▸ DETALHES DA TAREFA
Conte quantas linhas dos itens abaixo contêm a palavra "value" e responda apenas com esse número, levando em conta a diferença entre maiúsculas e minúsculas.

Registros de anotação de layout:
================================

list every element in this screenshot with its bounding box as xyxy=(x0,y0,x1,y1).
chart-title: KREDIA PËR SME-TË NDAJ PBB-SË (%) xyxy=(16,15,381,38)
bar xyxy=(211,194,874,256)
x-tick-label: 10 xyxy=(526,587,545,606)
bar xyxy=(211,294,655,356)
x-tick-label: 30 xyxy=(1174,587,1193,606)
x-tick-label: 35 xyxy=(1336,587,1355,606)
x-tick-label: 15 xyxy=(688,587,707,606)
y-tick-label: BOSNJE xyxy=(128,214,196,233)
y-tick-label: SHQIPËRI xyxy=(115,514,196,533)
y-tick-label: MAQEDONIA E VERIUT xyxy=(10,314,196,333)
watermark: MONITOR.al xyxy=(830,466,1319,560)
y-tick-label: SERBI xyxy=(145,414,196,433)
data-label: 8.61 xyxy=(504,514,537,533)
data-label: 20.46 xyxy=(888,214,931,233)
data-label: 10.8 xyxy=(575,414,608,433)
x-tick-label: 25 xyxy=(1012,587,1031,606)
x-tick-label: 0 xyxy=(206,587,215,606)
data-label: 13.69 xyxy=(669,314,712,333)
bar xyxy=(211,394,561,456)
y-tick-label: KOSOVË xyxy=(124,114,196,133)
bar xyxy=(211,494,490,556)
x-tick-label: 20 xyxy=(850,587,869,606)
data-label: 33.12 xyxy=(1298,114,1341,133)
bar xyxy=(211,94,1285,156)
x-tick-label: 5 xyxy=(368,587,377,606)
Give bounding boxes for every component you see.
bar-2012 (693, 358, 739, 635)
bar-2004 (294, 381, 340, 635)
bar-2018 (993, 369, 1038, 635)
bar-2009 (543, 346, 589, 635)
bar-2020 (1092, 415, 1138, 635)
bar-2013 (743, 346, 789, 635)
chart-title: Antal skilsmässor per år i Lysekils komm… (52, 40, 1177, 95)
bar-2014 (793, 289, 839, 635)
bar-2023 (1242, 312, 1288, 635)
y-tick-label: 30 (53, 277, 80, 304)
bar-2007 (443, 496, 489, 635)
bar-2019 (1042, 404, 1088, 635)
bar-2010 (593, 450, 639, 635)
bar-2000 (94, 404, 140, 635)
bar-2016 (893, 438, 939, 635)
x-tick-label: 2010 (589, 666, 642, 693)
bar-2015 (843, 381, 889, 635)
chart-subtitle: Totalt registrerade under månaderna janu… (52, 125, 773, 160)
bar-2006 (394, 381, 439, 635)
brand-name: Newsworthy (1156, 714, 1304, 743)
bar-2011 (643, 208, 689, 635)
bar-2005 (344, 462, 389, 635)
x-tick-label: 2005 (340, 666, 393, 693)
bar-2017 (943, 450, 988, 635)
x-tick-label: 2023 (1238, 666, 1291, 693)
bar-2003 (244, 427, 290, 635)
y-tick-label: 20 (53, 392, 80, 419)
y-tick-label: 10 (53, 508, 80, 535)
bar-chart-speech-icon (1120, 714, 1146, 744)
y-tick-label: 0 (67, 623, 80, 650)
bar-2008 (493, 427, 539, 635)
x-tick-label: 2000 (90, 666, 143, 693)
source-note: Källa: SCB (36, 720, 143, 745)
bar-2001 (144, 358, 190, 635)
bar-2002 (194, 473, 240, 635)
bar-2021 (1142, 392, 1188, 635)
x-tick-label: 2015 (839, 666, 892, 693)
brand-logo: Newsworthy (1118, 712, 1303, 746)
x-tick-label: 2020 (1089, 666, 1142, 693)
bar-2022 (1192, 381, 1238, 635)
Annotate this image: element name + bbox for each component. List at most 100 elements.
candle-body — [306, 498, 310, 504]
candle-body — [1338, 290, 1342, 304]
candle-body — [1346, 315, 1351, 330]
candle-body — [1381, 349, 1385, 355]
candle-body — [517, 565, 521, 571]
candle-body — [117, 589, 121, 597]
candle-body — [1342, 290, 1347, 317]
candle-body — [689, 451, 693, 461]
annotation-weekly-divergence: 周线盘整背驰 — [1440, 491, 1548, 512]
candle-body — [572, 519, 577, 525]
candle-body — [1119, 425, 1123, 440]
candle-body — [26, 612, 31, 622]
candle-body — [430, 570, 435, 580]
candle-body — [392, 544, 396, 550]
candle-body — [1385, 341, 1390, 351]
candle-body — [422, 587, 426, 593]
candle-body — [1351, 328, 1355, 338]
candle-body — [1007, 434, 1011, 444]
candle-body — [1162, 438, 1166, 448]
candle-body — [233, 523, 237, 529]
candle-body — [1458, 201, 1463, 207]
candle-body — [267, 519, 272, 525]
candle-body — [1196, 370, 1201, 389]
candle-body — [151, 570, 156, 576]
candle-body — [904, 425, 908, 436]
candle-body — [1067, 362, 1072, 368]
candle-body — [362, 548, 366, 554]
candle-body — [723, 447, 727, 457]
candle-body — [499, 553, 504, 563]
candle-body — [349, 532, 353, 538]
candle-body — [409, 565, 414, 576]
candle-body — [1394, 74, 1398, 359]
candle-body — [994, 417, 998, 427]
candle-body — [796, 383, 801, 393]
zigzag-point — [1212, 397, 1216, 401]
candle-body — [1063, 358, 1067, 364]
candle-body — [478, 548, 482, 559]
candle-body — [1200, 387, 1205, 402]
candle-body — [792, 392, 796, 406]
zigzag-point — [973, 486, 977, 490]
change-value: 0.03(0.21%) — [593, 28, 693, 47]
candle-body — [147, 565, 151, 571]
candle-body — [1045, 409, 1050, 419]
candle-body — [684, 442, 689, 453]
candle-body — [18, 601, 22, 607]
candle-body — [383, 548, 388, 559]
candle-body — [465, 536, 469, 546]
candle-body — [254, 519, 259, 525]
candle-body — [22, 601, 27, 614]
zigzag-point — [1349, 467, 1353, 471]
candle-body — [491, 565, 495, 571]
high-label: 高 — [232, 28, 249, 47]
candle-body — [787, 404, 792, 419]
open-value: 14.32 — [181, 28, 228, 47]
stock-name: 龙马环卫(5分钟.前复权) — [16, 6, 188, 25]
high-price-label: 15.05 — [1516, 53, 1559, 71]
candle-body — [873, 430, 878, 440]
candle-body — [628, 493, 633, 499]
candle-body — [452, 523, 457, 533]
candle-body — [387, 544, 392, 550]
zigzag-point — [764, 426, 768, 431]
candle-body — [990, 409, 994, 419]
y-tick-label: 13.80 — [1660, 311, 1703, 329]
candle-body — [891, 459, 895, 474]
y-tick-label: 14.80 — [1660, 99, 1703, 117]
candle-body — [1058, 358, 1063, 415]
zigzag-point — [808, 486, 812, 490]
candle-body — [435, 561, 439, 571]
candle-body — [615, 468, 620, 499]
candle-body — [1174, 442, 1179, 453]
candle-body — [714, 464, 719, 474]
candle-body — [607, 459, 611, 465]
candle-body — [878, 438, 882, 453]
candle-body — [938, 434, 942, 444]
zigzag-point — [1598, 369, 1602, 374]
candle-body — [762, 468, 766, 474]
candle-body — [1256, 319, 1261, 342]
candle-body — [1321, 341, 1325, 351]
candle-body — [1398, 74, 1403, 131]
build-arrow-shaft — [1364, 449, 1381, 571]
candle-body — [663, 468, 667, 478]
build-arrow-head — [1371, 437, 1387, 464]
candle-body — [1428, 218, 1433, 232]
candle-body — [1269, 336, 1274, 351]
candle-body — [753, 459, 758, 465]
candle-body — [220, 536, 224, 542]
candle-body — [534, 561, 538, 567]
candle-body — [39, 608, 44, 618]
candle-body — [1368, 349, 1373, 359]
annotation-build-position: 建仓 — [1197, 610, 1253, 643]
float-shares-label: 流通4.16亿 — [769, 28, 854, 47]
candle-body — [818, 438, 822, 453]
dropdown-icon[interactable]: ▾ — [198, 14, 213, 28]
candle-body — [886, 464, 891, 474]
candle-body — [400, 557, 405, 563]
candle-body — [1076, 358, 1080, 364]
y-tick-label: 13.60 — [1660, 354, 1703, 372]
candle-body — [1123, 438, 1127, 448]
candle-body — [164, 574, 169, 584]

================================

▸ RESPOSTA À TAREFA
2